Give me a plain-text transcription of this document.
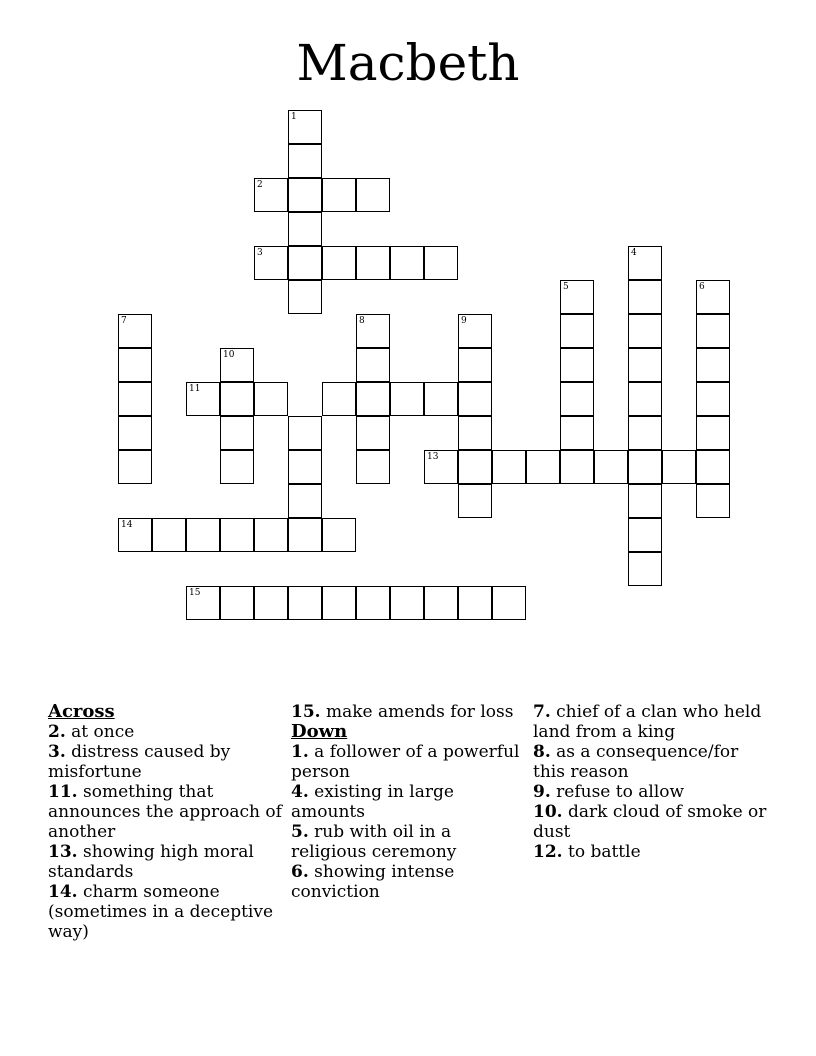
Macbeth
1
2
3	4
5	6
7	8	9
10
11
13
14
15
Across
2. at once
3. distress caused by misfortune
11. something that announces the approach of another
13. showing high moral standards
14. charm someone (sometimes in a deceptive way)
15. make amends for loss
Down
1. a follower of a powerful person
4. existing in large amounts
5. rub with oil in a religious ceremony
6. showing intense conviction
7. chief of a clan who held land from a king
8. as a consequence/for this reason
9. refuse to allow
10. dark cloud of smoke or dust
12. to battle
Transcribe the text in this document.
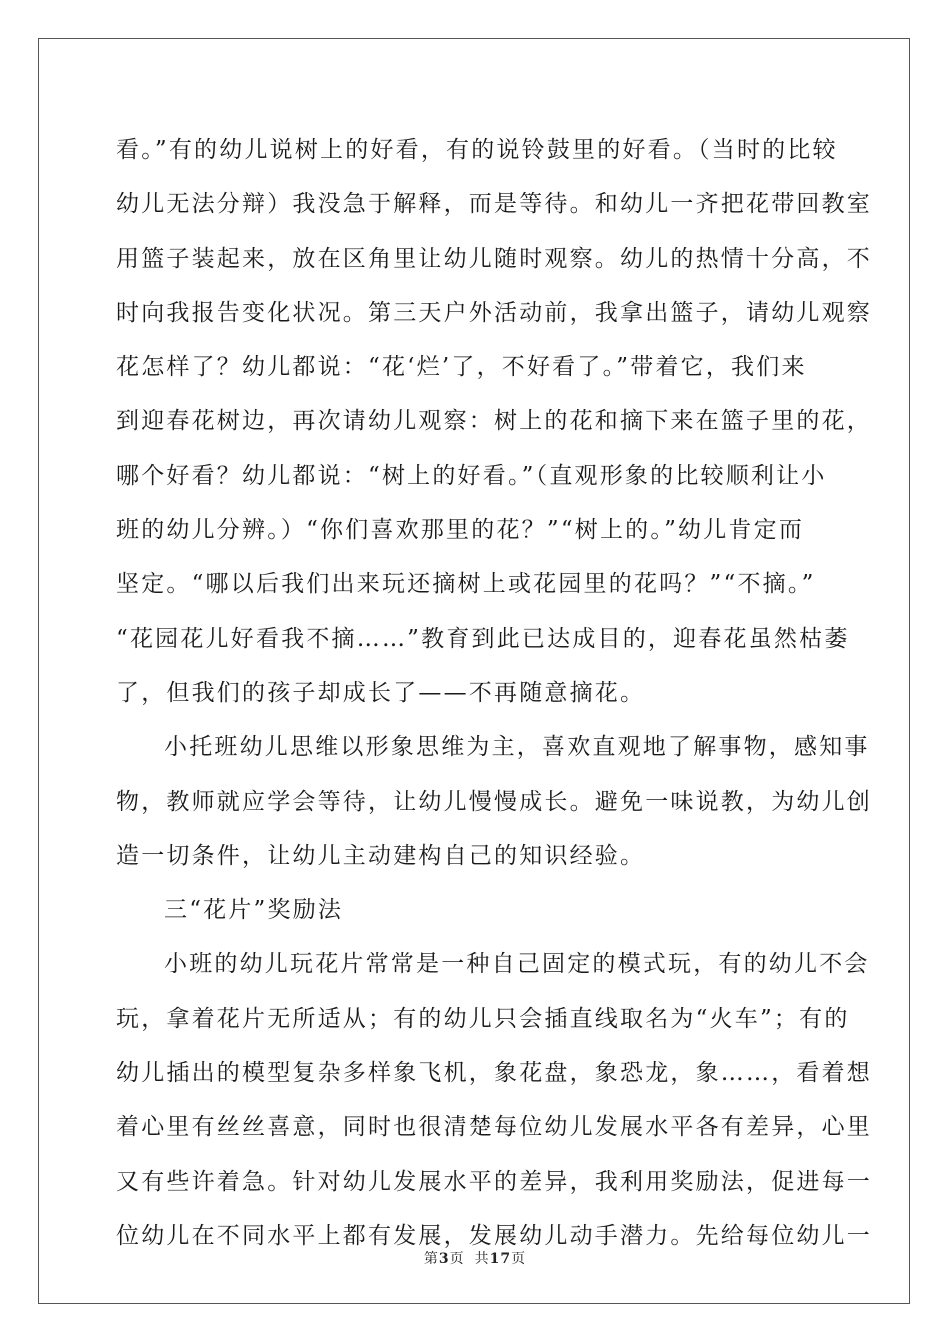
看。”有的幼儿说树上的好看，有的说铃鼓里的好看。（当时的比较
幼儿无法分辩）我没急于解释，而是等待。和幼儿一齐把花带回教室
用篮子装起来，放在区角里让幼儿随时观察。幼儿的热情十分高，不
时向我报告变化状况。第三天户外活动前，我拿出篮子，请幼儿观察
花怎样了？幼儿都说：“花‘烂’了，不好看了。”带着它，我们来
到迎春花树边，再次请幼儿观察：树上的花和摘下来在篮子里的花，
哪个好看？幼儿都说：“树上的好看。”（直观形象的比较顺利让小
班的幼儿分辨。）“你们喜欢那里的花？”“树上的。”幼儿肯定而
坚定。“哪以后我们出来玩还摘树上或花园里的花吗？”“不摘。”
“花园花儿好看我不摘……”教育到此已达成目的，迎春花虽然枯萎
了，但我们的孩子却成长了——不再随意摘花。
小托班幼儿思维以形象思维为主，喜欢直观地了解事物，感知事
物，教师就应学会等待，让幼儿慢慢成长。避免一味说教，为幼儿创
造一切条件，让幼儿主动建构自己的知识经验。
三“花片”奖励法
小班的幼儿玩花片常常是一种自己固定的模式玩，有的幼儿不会
玩，拿着花片无所适从；有的幼儿只会插直线取名为“火车”；有的
幼儿插出的模型复杂多样象飞机，象花盘，象恐龙，象……，看着想
着心里有丝丝喜意，同时也很清楚每位幼儿发展水平各有差异，心里
又有些许着急。针对幼儿发展水平的差异，我利用奖励法，促进每一
位幼儿在不同水平上都有发展，发展幼儿动手潜力。先给每位幼儿一
第3页 共17页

## Goal
From the material above, copy everything exactly but the pictures.

## Response to this task
Give me a plain-text transcription of this document.
Macbeth
1
2
3	4
5	6
7	8	9
10
11
13
14
15
Across
2. at once
3. distress caused by misfortune
11. something that announces the approach of another
13. showing high moral standards
14. charm someone (sometimes in a deceptive way)
15. make amends for loss
Down
1. a follower of a powerful person
4. existing in large amounts
5. rub with oil in a religious ceremony
6. showing intense conviction
7. chief of a clan who held land from a king
8. as a consequence/for this reason
9. refuse to allow
10. dark cloud of smoke or dust
12. to battle
Transcribe the text in this document.
看。”有的幼儿说树上的好看，有的说铃鼓里的好看。（当时的比较
幼儿无法分辩）我没急于解释，而是等待。和幼儿一齐把花带回教室
用篮子装起来，放在区角里让幼儿随时观察。幼儿的热情十分高，不
时向我报告变化状况。第三天户外活动前，我拿出篮子，请幼儿观察
花怎样了？幼儿都说：“花‘烂’了，不好看了。”带着它，我们来
到迎春花树边，再次请幼儿观察：树上的花和摘下来在篮子里的花，
哪个好看？幼儿都说：“树上的好看。”（直观形象的比较顺利让小
班的幼儿分辨。）“你们喜欢那里的花？”“树上的。”幼儿肯定而
坚定。“哪以后我们出来玩还摘树上或花园里的花吗？”“不摘。”
“花园花儿好看我不摘……”教育到此已达成目的，迎春花虽然枯萎
了，但我们的孩子却成长了——不再随意摘花。
小托班幼儿思维以形象思维为主，喜欢直观地了解事物，感知事
物，教师就应学会等待，让幼儿慢慢成长。避免一味说教，为幼儿创
造一切条件，让幼儿主动建构自己的知识经验。
三“花片”奖励法
小班的幼儿玩花片常常是一种自己固定的模式玩，有的幼儿不会
玩，拿着花片无所适从；有的幼儿只会插直线取名为“火车”；有的
幼儿插出的模型复杂多样象飞机，象花盘，象恐龙，象……，看着想
着心里有丝丝喜意，同时也很清楚每位幼儿发展水平各有差异，心里
又有些许着急。针对幼儿发展水平的差异，我利用奖励法，促进每一
位幼儿在不同水平上都有发展，发展幼儿动手潜力。先给每位幼儿一
第3页 共17页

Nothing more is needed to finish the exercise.